Short problem:
Write out every entry exactly as it appears.

Recorded data
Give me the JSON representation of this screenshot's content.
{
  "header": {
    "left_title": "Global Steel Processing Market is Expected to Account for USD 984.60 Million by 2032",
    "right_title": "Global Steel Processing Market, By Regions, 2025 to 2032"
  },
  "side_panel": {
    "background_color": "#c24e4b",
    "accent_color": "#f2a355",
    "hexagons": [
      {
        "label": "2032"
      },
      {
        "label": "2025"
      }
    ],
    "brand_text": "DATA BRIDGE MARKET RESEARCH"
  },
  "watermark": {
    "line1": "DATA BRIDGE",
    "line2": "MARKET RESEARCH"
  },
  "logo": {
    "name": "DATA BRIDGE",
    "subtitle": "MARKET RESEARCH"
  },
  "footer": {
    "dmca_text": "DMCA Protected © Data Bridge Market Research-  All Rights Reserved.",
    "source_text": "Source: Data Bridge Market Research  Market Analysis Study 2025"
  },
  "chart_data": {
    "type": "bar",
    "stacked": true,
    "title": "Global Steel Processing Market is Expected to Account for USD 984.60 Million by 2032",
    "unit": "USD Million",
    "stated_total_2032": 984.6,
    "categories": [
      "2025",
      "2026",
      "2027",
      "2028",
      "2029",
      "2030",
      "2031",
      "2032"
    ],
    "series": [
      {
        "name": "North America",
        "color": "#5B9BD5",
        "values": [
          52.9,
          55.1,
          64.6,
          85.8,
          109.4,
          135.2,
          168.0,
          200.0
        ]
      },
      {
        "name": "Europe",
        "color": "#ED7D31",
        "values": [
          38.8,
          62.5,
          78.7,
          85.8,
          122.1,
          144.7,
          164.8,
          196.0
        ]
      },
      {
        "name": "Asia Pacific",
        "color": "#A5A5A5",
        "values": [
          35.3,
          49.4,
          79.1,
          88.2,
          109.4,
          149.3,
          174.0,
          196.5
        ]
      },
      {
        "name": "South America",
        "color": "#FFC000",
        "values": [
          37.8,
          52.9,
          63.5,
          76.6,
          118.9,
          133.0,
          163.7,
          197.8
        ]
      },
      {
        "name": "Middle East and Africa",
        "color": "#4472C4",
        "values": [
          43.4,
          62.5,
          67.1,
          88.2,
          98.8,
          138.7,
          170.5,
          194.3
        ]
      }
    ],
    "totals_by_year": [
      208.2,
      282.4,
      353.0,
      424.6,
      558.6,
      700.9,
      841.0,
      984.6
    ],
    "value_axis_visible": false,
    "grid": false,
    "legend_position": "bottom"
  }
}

Result:
Give me the JSON representation of this screenshot's content.
{
  "header": {
    "left_title": "Global Steel Processing Market is Expected to Account for USD 984.60 Million by 2032",
    "right_title": "Global Steel Processing Market, By Regions, 2025 to 2032"
  },
  "side_panel": {
    "background_color": "#c24e4b",
    "accent_color": "#f2a355",
    "hexagons": [
      {
        "label": "2032"
      },
      {
        "label": "2025"
      }
    ],
    "brand_text": "DATA BRIDGE MARKET RESEARCH"
  },
  "watermark": {
    "line1": "DATA BRIDGE",
    "line2": "MARKET RESEARCH"
  },
  "logo": {
    "name": "DATA BRIDGE",
    "subtitle": "MARKET RESEARCH"
  },
  "footer": {
    "dmca_text": "DMCA Protected © Data Bridge Market Research-  All Rights Reserved.",
    "source_text": "Source: Data Bridge Market Research  Market Analysis Study 2025"
  },
  "chart_data": {
    "type": "bar",
    "stacked": true,
    "title": "Global Steel Processing Market is Expected to Account for USD 984.60 Million by 2032",
    "unit": "USD Million",
    "stated_total_2032": 984.6,
    "categories": [
      "2025",
      "2026",
      "2027",
      "2028",
      "2029",
      "2030",
      "2031",
      "2032"
    ],
    "series": [
      {
        "name": "North America",
        "color": "#5B9BD5",
        "values": [
          52.9,
          55.1,
          64.6,
          85.8,
          109.4,
          135.2,
          168.0,
          200.0
        ]
      },
      {
        "name": "Europe",
        "color": "#ED7D31",
        "values": [
          38.8,
          62.5,
          78.7,
          85.8,
          122.1,
          144.7,
          164.8,
          196.0
        ]
      },
      {
        "name": "Asia Pacific",
        "color": "#A5A5A5",
        "values": [
          35.3,
          49.4,
          79.1,
          88.2,
          109.4,
          149.3,
          174.0,
          196.5
        ]
      },
      {
        "name": "South America",
        "color": "#FFC000",
        "values": [
          37.8,
          52.9,
          63.5,
          76.6,
          118.9,
          133.0,
          163.7,
          197.8
        ]
      },
      {
        "name": "Middle East and Africa",
        "color": "#4472C4",
        "values": [
          43.4,
          62.5,
          67.1,
          88.2,
          98.8,
          138.7,
          170.5,
          194.3
        ]
      }
    ],
    "totals_by_year": [
      208.2,
      282.4,
      353.0,
      424.6,
      558.6,
      700.9,
      841.0,
      984.6
    ],
    "value_axis_visible": false,
    "grid": false,
    "legend_position": "bottom"
  }
}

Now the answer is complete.